-- Beitrag --

● ● ● ● ●

In dem Artikel vom Spiegel steht ein PR-Gau. Die Fanpage hat um die 8000 Fans/Liker sowie 50.000 Motive wurden hoch geladen. Wenn ich annehmen würde, dass jeder Fan ab sofort kein Pril mehr kauft, dann hege ich meine Zweifel, dass es dramatische Ausmaße annehmen wird.
Die Frage sollte nicht sein, was Pril verloren hat. Der Verlust bezwiffert sich in einer “Nullrunde”. Pril war auf einem guten Wege. Die Kommentare und heftigen Reaktionen unterstreichen das. Pril hat aber nichts gewonnen. So wie ein gutes Beispiel meist eine Win-Win Situation generiert. Glückliche Kunden und User, die bekommen was sie möchten. Klingelnde Kassen bei dem Unternehmen, da der Vertrieb ansteigt. Mal Absichten bzw. Ziele beiseite geschoben.
Pril wird spätestens vergessen sein, wenn das nächste Unternehmen ins Fettnäpfchen tritt. Das Ungeschick in 1. Runde wird mit einläuten der 2. Runde ebenfalls unter den Tisch fallen. Die Situation bietet aber insgesamt noch viel Potential neben dem Gelernten. Man könnte z.B. ein Spülmittelcover-Generator bei Facebook initiieren 😉
Der Fehler lag darin, dass Pril mit einem Spülmittel eine Social-Media-Fanreaktion auslösen wollte, ohne vorher die Crowd analysiert zu haben. Dann hätten sie nämlich festgestellt, dass Sie dort ein deutliches Übergewicht haben an Antagonisten, die mit der Marke an sich keine Berührungspunkte haben aber mit Wonne Kampagnen auseinandernehmen, sowie haufenweise Mitläufer die den Jux nach oben tragen. So viel zum Thema ob Pril diese Aktion überhaupt hätte starten dürfen.
Was letzten Endes die Entscheidung betrifft durch eine Jury und durch Umbewertung den Wettbewerb zu manipulieren denke ich, dass Henkel hier richtig entschieden haben. Hätten Sie das Spiel mitgespielt und die albernen Entwürfe abgedruckt, hätten sie ihre Zielgruppe, nämlich die Traditionsbewussten, völlig entfremdet. Ohne zu wissen, dass es diesen Contest überhaupt gab hätten die Kunden annehmen müssen, dass Pril nicht mehr das ist was sie seit Jahrzehnten kaufen. Gegenüber dem Sturm im Wasserglas, den sie jetzt im Social Web aussitzen müssen wäre das ein wesentlich größeres Problem gewesen.

● ● ● ● ●

-- Arbeitsaufträge --
A – Schreibe aus dem Beitrag über die Pril-Aktion den Abschnitt ab, der mit „Was letzten Endes“ beginnt und mit „größeres Problem gewesen.“ endet. Ersetze darin „Jury“ durch „Fachkommission“.
B – Nenne alle Eigennamen, die im Beitrag über die Pril-Aktion vorkommen.

-- Datenabschnitt --

● ● ● ● ●

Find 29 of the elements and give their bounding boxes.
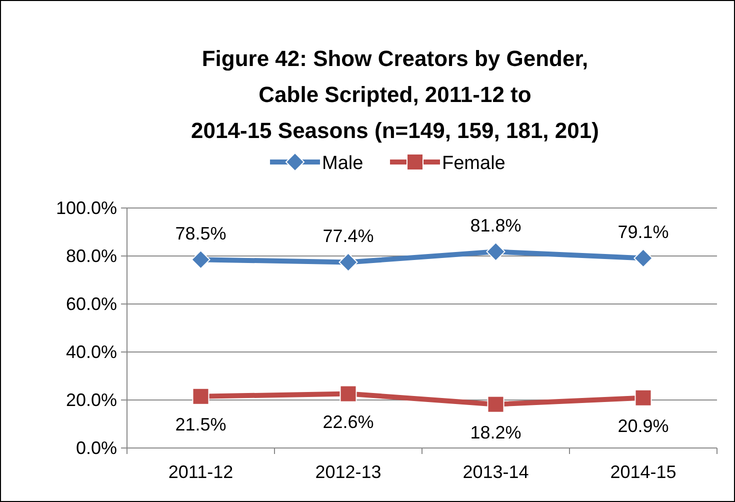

● ● ● ● ●

-- Lösungen in Reihenfolge --
A –
Was letzten Endes die Entscheidung betrifft durch eine Fachkommission und durch Umbewertung den Wettbewerb zu manipulieren denke ich, dass Henkel hier richtig entschieden haben. Hätten Sie das Spiel mitgespielt und die albernen Entwürfe abgedruckt, hätten sie ihre Zielgruppe, nämlich die Traditionsbewussten, völlig entfremdet. Ohne zu wissen, dass es diesen Contest überhaupt gab hätten die Kunden annehmen müssen, dass Pril nicht mehr das ist was sie seit Jahrzehnten kaufen. Gegenüber dem Sturm im Wasserglas, den sie jetzt im Social Web aussitzen müssen wäre das ein wesentlich größeres Problem gewesen.

B – Spiegel, Pril, Facebook, Henkel